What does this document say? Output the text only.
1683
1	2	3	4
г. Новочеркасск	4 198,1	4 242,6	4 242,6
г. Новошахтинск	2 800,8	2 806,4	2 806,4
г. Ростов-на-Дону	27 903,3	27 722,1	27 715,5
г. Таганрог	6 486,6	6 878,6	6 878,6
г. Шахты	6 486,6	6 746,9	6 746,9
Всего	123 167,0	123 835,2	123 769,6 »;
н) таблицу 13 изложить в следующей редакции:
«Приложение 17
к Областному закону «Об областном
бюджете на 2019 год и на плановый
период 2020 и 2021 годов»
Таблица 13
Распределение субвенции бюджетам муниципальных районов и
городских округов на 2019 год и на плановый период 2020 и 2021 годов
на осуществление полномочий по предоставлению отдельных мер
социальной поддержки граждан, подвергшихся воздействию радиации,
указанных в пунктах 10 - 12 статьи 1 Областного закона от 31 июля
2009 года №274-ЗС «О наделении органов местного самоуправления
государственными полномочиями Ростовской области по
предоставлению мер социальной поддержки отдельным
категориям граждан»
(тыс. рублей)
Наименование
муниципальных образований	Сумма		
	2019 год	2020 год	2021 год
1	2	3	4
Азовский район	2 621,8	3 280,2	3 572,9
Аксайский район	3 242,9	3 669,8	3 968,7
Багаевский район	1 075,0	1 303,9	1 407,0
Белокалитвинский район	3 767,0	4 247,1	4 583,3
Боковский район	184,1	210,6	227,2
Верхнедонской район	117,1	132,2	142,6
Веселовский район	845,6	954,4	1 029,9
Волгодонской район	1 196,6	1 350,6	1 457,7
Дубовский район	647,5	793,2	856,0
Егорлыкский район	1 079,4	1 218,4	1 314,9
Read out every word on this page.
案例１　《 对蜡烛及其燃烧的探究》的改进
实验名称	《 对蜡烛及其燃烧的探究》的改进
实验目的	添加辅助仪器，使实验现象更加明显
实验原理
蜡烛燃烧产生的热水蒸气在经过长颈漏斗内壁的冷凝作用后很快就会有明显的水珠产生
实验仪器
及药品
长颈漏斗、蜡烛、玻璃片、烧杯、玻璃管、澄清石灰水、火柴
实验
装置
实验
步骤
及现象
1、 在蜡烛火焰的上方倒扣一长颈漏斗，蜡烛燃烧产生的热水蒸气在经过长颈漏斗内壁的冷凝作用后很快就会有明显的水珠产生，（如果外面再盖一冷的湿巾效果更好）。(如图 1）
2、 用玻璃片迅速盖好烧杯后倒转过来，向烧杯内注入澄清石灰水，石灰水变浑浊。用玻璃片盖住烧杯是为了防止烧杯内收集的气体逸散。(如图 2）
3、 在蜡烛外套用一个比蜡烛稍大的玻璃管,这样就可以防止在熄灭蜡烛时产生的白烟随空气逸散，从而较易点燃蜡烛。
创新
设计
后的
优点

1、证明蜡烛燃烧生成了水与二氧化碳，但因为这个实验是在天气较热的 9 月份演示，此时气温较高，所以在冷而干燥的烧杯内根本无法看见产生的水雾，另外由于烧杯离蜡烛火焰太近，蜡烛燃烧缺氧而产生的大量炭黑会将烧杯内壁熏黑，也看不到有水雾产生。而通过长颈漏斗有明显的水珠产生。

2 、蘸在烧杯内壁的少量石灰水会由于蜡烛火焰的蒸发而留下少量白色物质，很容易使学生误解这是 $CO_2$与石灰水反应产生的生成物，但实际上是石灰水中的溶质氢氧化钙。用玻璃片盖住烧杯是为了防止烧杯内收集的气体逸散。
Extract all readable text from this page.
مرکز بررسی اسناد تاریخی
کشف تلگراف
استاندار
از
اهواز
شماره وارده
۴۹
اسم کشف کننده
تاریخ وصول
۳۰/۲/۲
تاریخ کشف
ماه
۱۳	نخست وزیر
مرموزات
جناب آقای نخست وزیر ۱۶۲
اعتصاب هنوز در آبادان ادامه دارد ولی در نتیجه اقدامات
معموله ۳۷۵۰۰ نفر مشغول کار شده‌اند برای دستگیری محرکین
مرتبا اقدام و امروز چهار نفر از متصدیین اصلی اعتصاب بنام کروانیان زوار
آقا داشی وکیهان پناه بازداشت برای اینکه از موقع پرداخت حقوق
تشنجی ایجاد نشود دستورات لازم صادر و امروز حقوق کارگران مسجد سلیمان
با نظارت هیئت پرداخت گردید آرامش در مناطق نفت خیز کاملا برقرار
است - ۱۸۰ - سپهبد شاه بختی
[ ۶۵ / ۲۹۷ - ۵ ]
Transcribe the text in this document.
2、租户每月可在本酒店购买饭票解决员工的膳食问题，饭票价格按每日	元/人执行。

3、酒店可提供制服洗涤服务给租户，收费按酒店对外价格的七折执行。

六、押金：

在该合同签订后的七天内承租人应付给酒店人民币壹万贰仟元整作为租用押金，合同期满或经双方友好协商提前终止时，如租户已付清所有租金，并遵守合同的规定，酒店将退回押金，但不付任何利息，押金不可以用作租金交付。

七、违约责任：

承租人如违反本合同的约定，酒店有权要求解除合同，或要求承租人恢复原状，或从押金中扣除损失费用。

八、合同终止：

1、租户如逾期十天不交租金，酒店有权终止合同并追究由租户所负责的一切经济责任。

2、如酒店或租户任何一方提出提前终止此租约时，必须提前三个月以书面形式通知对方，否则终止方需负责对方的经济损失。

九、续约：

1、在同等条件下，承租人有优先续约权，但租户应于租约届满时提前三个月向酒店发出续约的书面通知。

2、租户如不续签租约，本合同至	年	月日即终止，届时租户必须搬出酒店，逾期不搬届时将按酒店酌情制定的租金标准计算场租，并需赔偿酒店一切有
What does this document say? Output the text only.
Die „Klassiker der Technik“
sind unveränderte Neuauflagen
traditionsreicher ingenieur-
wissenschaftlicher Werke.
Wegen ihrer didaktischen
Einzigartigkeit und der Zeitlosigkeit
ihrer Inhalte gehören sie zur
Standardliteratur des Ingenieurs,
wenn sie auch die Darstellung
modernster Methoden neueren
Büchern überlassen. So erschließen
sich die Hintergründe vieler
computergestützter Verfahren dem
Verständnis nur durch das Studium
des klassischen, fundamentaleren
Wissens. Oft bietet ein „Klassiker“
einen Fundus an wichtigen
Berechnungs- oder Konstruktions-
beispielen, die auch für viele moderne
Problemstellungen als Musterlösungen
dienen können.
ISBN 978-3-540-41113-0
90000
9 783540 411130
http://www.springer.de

● ● ● ●

Request
Repeat the data above, word for word.

Final result
What does this document say? Output the text only.
1683
1	2	3	4
г. Новочеркасск	4 198,1	4 242,6	4 242,6
г. Новошахтинск	2 800,8	2 806,4	2 806,4
г. Ростов-на-Дону	27 903,3	27 722,1	27 715,5
г. Таганрог	6 486,6	6 878,6	6 878,6
г. Шахты	6 486,6	6 746,9	6 746,9
Всего	123 167,0	123 835,2	123 769,6 »;
н) таблицу 13 изложить в следующей редакции:
«Приложение 17
к Областному закону «Об областном
бюджете на 2019 год и на плановый
период 2020 и 2021 годов»
Таблица 13
Распределение субвенции бюджетам муниципальных районов и
городских округов на 2019 год и на плановый период 2020 и 2021 годов
на осуществление полномочий по предоставлению отдельных мер
социальной поддержки граждан, подвергшихся воздействию радиации,
указанных в пунктах 10 - 12 статьи 1 Областного закона от 31 июля
2009 года №274-ЗС «О наделении органов местного самоуправления
государственными полномочиями Ростовской области по
предоставлению мер социальной поддержки отдельным
категориям граждан»
(тыс. рублей)
Наименование
муниципальных образований	Сумма		
	2019 год	2020 год	2021 год
1	2	3	4
Азовский район	2 621,8	3 280,2	3 572,9
Аксайский район	3 242,9	3 669,8	3 968,7
Багаевский район	1 075,0	1 303,9	1 407,0
Белокалитвинский район	3 767,0	4 247,1	4 583,3
Боковский район	184,1	210,6	227,2
Верхнедонской район	117,1	132,2	142,6
Веселовский район	845,6	954,4	1 029,9
Волгодонской район	1 196,6	1 350,6	1 457,7
Дубовский район	647,5	793,2	856,0
Егорлыкский район	1 079,4	1 218,4	1 314,9
Read out every word on this page.
案例１　《 对蜡烛及其燃烧的探究》的改进
实验名称	《 对蜡烛及其燃烧的探究》的改进
实验目的	添加辅助仪器，使实验现象更加明显
实验原理
蜡烛燃烧产生的热水蒸气在经过长颈漏斗内壁的冷凝作用后很快就会有明显的水珠产生
实验仪器
及药品
长颈漏斗、蜡烛、玻璃片、烧杯、玻璃管、澄清石灰水、火柴
实验
装置
实验
步骤
及现象
1、 在蜡烛火焰的上方倒扣一长颈漏斗，蜡烛燃烧产生的热水蒸气在经过长颈漏斗内壁的冷凝作用后很快就会有明显的水珠产生，（如果外面再盖一冷的湿巾效果更好）。(如图 1）
2、 用玻璃片迅速盖好烧杯后倒转过来，向烧杯内注入澄清石灰水，石灰水变浑浊。用玻璃片盖住烧杯是为了防止烧杯内收集的气体逸散。(如图 2）
3、 在蜡烛外套用一个比蜡烛稍大的玻璃管,这样就可以防止在熄灭蜡烛时产生的白烟随空气逸散，从而较易点燃蜡烛。
创新
设计
后的
优点

1、证明蜡烛燃烧生成了水与二氧化碳，但因为这个实验是在天气较热的 9 月份演示，此时气温较高，所以在冷而干燥的烧杯内根本无法看见产生的水雾，另外由于烧杯离蜡烛火焰太近，蜡烛燃烧缺氧而产生的大量炭黑会将烧杯内壁熏黑，也看不到有水雾产生。而通过长颈漏斗有明显的水珠产生。

2 、蘸在烧杯内壁的少量石灰水会由于蜡烛火焰的蒸发而留下少量白色物质，很容易使学生误解这是 $CO_2$与石灰水反应产生的生成物，但实际上是石灰水中的溶质氢氧化钙。用玻璃片盖住烧杯是为了防止烧杯内收集的气体逸散。
Extract all readable text from this page.
مرکز بررسی اسناد تاریخی
کشف تلگراف
استاندار
از
اهواز
شماره وارده
۴۹
اسم کشف کننده
تاریخ وصول
۳۰/۲/۲
تاریخ کشف
ماه
۱۳	نخست وزیر
مرموزات
جناب آقای نخست وزیر ۱۶۲
اعتصاب هنوز در آبادان ادامه دارد ولی در نتیجه اقدامات
معموله ۳۷۵۰۰ نفر مشغول کار شده‌اند برای دستگیری محرکین
مرتبا اقدام و امروز چهار نفر از متصدیین اصلی اعتصاب بنام کروانیان زوار
آقا داشی وکیهان پناه بازداشت برای اینکه از موقع پرداخت حقوق
تشنجی ایجاد نشود دستورات لازم صادر و امروز حقوق کارگران مسجد سلیمان
با نظارت هیئت پرداخت گردید آرامش در مناطق نفت خیز کاملا برقرار
است - ۱۸۰ - سپهبد شاه بختی
[ ۶۵ / ۲۹۷ - ۵ ]
Transcribe the text in this document.
2、租户每月可在本酒店购买饭票解决员工的膳食问题，饭票价格按每日	元/人执行。

3、酒店可提供制服洗涤服务给租户，收费按酒店对外价格的七折执行。

六、押金：

在该合同签订后的七天内承租人应付给酒店人民币壹万贰仟元整作为租用押金，合同期满或经双方友好协商提前终止时，如租户已付清所有租金，并遵守合同的规定，酒店将退回押金，但不付任何利息，押金不可以用作租金交付。

七、违约责任：

承租人如违反本合同的约定，酒店有权要求解除合同，或要求承租人恢复原状，或从押金中扣除损失费用。

八、合同终止：

1、租户如逾期十天不交租金，酒店有权终止合同并追究由租户所负责的一切经济责任。

2、如酒店或租户任何一方提出提前终止此租约时，必须提前三个月以书面形式通知对方，否则终止方需负责对方的经济损失。

九、续约：

1、在同等条件下，承租人有优先续约权，但租户应于租约届满时提前三个月向酒店发出续约的书面通知。

2、租户如不续签租约，本合同至	年	月日即终止，届时租户必须搬出酒店，逾期不搬届时将按酒店酌情制定的租金标准计算场租，并需赔偿酒店一切有
What does this document say? Output the text only.
Die „Klassiker der Technik“
sind unveränderte Neuauflagen
traditionsreicher ingenieur-
wissenschaftlicher Werke.
Wegen ihrer didaktischen
Einzigartigkeit und der Zeitlosigkeit
ihrer Inhalte gehören sie zur
Standardliteratur des Ingenieurs,
wenn sie auch die Darstellung
modernster Methoden neueren
Büchern überlassen. So erschließen
sich die Hintergründe vieler
computergestützter Verfahren dem
Verständnis nur durch das Studium
des klassischen, fundamentaleren
Wissens. Oft bietet ein „Klassiker“
einen Fundus an wichtigen
Berechnungs- oder Konstruktions-
beispielen, die auch für viele moderne
Problemstellungen als Musterlösungen
dienen können.
ISBN 978-3-540-41113-0
90000
9 783540 411130
http://www.springer.de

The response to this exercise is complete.